▶ [短い課題 A]:
鰻店を紹介する本文について、以下の問いに答えてください。
(i) この店の創業はいつですか。
(ii) 江戸文政年表によると、この頃に多くが生誕したとされる幕末の志士として名前が挙げられているのは誰ですか。
(iii) 蒲焼定食の価格はいくらと記されていますか。

------ 提示本文

文政五年(1822年)の創業以来、およそ二百年の時を刻む老舗の鰻店。
かの横山大観をはじめ、板谷波山など多くの文人墨客も足しげく通った
とされる話は、耳にされた方も多いのではないでしょうか。

江戸文政年表を見てみますと、勝海舟や西郷隆盛など幕末の志士達の
多くが生誕したころ。その当時からお店があったことを考えると、
信じられないようなシビレル話しですよね。

威厳に満ちた構えですが、伝統や格式だけをグイグイ押してくる
のではなく、そのすべてが実に自然体。

それでいて、日常とは違う、極めて贅沢な時間が流れます。

私のような「ひよっこ」でも勘違いするほどに、気持ちよくさせて貰える
器の大きさと言いますか、懐の深さを感じます。

蒲焼定食 (税、サービス料込) 4158Yen

重箱のこしらえも素晴らしく見事ですね。惚れ惚れします。

------------

▶ [短い課題 B]: 一覧の冒頭から「x-tick-label: Bronx — [218, 786, 268, 807]」を含む行までの範囲(両端を含む)を、「番号」と「記載行」の二列から成るMarkdownの表に整えてください。空行は除きます。

------ 一覧項目

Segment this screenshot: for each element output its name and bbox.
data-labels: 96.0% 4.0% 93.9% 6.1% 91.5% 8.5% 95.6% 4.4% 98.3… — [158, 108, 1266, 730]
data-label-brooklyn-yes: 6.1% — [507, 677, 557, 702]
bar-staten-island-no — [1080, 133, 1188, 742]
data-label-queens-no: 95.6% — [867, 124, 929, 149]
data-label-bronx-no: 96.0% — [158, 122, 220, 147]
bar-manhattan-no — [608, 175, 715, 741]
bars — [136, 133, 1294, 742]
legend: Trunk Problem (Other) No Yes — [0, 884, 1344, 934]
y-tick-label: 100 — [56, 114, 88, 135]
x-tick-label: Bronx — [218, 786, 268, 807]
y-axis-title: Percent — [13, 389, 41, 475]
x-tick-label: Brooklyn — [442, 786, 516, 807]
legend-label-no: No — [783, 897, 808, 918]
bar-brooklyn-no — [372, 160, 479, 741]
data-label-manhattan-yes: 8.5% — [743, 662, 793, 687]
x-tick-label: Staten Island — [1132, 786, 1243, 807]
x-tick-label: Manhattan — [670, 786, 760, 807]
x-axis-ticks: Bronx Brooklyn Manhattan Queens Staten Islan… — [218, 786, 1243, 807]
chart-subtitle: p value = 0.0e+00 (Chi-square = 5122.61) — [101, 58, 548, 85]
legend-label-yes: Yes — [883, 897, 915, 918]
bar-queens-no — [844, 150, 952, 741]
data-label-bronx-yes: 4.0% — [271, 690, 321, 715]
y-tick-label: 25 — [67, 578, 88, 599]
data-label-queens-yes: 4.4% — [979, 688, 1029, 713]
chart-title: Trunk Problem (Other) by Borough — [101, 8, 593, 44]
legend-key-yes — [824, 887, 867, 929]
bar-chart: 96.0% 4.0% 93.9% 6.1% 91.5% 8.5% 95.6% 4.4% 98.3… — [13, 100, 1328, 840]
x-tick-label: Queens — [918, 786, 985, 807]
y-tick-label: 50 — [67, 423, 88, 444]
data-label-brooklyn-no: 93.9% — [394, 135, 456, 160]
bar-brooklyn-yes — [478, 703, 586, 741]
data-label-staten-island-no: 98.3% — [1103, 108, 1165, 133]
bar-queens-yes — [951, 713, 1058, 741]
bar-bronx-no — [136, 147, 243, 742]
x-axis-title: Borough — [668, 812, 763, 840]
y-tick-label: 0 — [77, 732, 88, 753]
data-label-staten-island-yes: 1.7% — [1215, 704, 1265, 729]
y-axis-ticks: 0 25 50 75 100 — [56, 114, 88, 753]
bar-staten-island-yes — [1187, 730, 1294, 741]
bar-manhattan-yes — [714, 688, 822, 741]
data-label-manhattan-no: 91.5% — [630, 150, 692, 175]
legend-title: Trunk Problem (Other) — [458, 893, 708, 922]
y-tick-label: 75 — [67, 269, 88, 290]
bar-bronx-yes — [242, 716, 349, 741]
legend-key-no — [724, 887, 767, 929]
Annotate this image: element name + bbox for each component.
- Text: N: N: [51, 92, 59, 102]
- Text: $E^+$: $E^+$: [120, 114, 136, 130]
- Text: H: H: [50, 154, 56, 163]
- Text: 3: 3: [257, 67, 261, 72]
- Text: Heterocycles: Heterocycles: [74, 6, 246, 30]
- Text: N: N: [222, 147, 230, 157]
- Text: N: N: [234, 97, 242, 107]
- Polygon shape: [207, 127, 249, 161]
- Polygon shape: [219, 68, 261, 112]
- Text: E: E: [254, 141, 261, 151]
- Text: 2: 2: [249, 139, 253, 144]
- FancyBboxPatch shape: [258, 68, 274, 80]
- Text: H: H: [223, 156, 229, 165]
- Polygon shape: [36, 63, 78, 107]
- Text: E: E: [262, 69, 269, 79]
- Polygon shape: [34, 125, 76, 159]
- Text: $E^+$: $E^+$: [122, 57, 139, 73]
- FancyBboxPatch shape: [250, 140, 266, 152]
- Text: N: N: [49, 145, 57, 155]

------------

▶ [正しい結果 A]:
(i) 文政五年(1822年)
(ii) 勝海舟、西郷隆盛
(iii) 4158Yen(税、サービス料込)

▶ [正しい結果 B]:
| 番号 | 記載行 |
|---|---|
| 1 | Segment this screenshot: for each element output its name and bbox. |
| 2 | data-labels: 96.0% 4.0% 93.9% 6.1% 91.5% 8.5% 95.6% 4.4% 98.3… — [158, 108, 1266, 730] |
| 3 | data-label-brooklyn-yes: 6.1% — [507, 677, 557, 702] |
| 4 | bar-staten-island-no — [1080, 133, 1188, 742] |
| 5 | data-label-queens-no: 95.6% — [867, 124, 929, 149] |
| 6 | data-label-bronx-no: 96.0% — [158, 122, 220, 147] |
| 7 | bar-manhattan-no — [608, 175, 715, 741] |
| 8 | bars — [136, 133, 1294, 742] |
| 9 | legend: Trunk Problem (Other) No Yes — [0, 884, 1344, 934] |
| 10 | y-tick-label: 100 — [56, 114, 88, 135] |
| 11 | x-tick-label: Bronx — [218, 786, 268, 807] |